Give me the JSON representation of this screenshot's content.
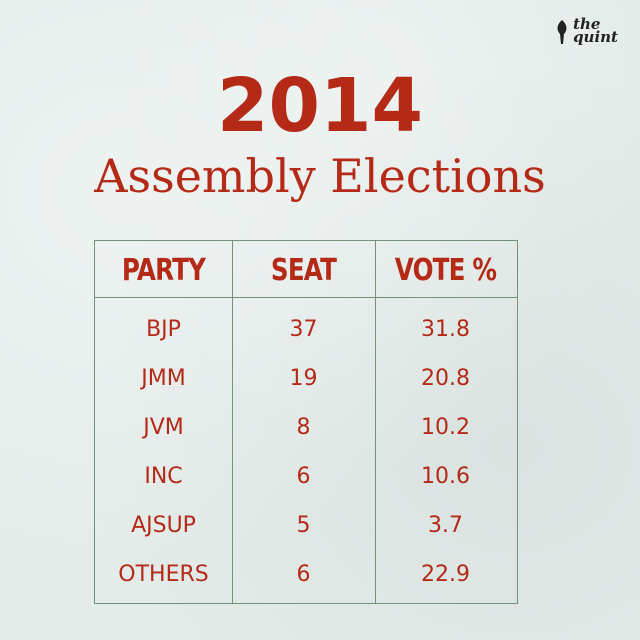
{
  "brand": {
    "line1": "the",
    "line2": "quint"
  },
  "header": {
    "year": "2014",
    "subtitle": "Assembly Elections"
  },
  "chart_data": {
    "type": "table",
    "columns": [
      "PARTY",
      "SEAT",
      "VOTE %"
    ],
    "rows": [
      {
        "party": "BJP",
        "seat": "37",
        "vote": "31.8"
      },
      {
        "party": "JMM",
        "seat": "19",
        "vote": "20.8"
      },
      {
        "party": "JVM",
        "seat": "8",
        "vote": "10.2"
      },
      {
        "party": "INC",
        "seat": "6",
        "vote": "10.6"
      },
      {
        "party": "AJSUP",
        "seat": "5",
        "vote": "3.7"
      },
      {
        "party": "OTHERS",
        "seat": "6",
        "vote": "22.9"
      }
    ]
  },
  "colors": {
    "text": "#b52a17",
    "border": "#6f9479",
    "background": "#e4ecea"
  }
}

::::

Transcribe every record above exactly as written, leaving out any pictures.

• Final result:
Give me the JSON representation of this screenshot's content.
{
  "brand": {
    "line1": "the",
    "line2": "quint"
  },
  "header": {
    "year": "2014",
    "subtitle": "Assembly Elections"
  },
  "chart_data": {
    "type": "table",
    "columns": [
      "PARTY",
      "SEAT",
      "VOTE %"
    ],
    "rows": [
      {
        "party": "BJP",
        "seat": "37",
        "vote": "31.8"
      },
      {
        "party": "JMM",
        "seat": "19",
        "vote": "20.8"
      },
      {
        "party": "JVM",
        "seat": "8",
        "vote": "10.2"
      },
      {
        "party": "INC",
        "seat": "6",
        "vote": "10.6"
      },
      {
        "party": "AJSUP",
        "seat": "5",
        "vote": "3.7"
      },
      {
        "party": "OTHERS",
        "seat": "6",
        "vote": "22.9"
      }
    ]
  },
  "colors": {
    "text": "#b52a17",
    "border": "#6f9479",
    "background": "#e4ecea"
  }
}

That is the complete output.